Stated goal
Copy every line from the records below that holds the word "this".

Recorded information
________________________________________

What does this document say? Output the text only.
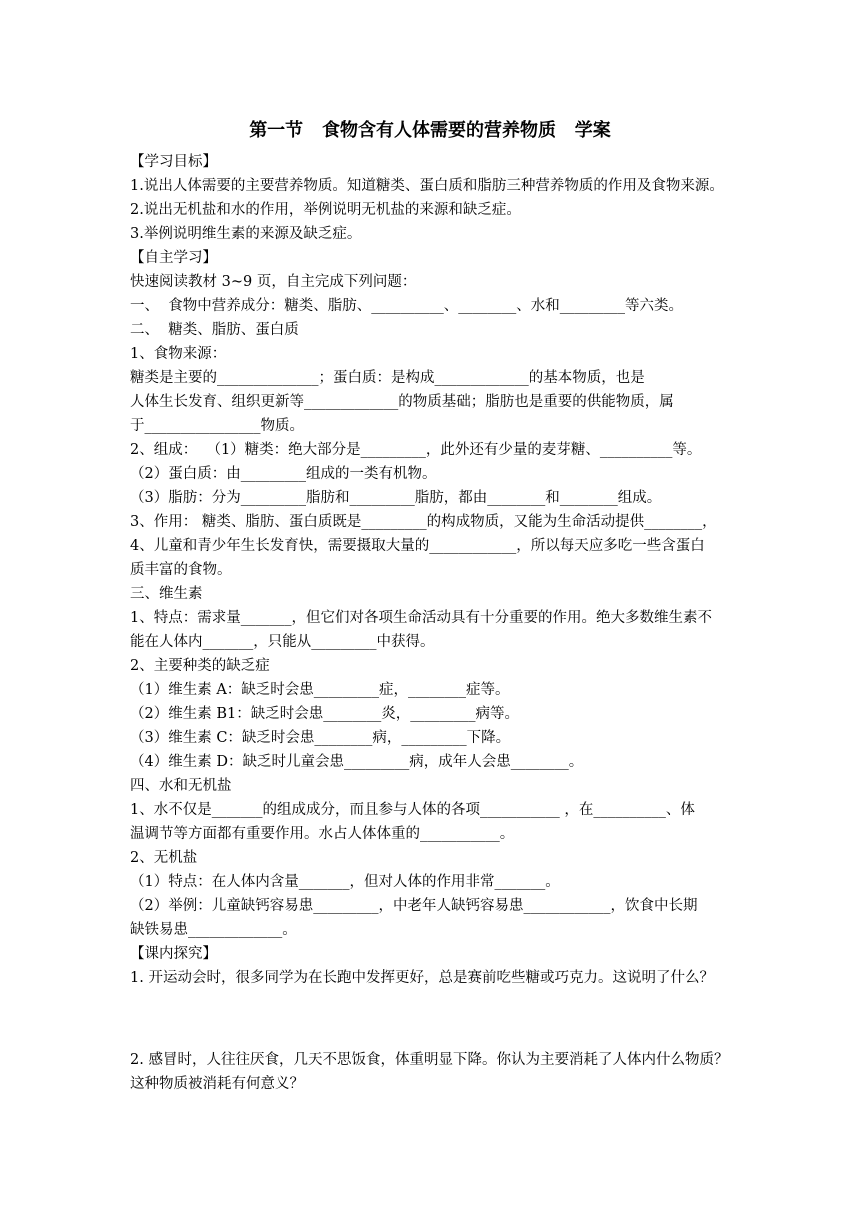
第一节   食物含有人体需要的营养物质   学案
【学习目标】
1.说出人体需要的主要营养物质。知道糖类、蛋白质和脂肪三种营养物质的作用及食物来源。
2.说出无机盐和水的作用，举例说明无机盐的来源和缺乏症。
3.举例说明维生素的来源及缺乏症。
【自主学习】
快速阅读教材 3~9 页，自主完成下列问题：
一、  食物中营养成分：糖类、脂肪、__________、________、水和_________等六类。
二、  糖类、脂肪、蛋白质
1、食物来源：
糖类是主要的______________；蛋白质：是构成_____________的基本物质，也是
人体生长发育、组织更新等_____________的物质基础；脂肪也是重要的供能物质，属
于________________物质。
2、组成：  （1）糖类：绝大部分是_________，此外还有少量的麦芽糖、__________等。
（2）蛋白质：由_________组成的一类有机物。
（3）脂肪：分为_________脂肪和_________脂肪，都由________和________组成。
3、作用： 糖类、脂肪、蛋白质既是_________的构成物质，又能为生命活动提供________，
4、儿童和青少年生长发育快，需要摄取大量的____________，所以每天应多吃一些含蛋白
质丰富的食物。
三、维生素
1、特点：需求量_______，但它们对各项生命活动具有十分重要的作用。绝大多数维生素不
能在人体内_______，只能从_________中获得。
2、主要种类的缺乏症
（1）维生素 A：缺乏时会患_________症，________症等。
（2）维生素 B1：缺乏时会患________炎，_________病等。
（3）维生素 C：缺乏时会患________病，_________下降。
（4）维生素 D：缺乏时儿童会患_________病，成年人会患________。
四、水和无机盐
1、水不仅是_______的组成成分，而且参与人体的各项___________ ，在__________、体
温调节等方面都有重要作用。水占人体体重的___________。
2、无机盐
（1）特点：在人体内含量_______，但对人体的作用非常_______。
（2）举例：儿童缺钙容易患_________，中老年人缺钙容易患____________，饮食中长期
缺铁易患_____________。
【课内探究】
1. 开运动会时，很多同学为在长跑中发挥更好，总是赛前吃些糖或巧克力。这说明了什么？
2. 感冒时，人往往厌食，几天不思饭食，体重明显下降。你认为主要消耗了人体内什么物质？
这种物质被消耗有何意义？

________________________________________

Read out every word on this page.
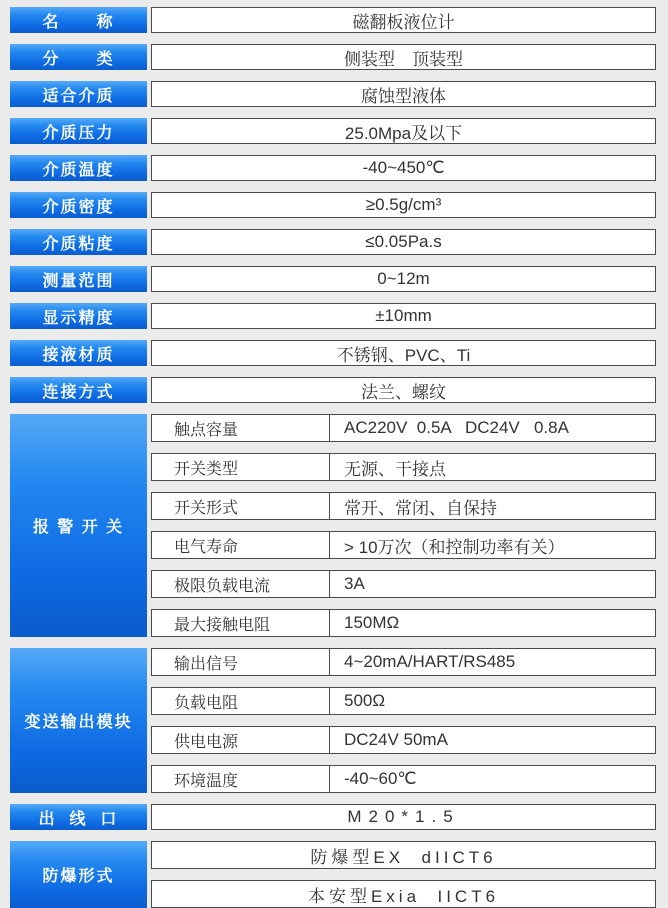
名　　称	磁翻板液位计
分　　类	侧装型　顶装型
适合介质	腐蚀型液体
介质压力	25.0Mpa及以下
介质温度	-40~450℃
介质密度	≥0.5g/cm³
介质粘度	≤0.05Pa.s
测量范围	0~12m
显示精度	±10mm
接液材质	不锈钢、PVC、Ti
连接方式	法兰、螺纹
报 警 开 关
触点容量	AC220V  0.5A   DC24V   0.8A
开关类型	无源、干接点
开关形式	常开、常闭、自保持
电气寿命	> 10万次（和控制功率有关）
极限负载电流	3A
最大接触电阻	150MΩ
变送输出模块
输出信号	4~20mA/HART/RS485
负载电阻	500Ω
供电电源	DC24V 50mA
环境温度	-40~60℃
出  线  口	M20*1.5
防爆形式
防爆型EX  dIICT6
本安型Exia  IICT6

________________________________________

Exercise answer
What does this document say? Output the text only.
Read out every word on this page.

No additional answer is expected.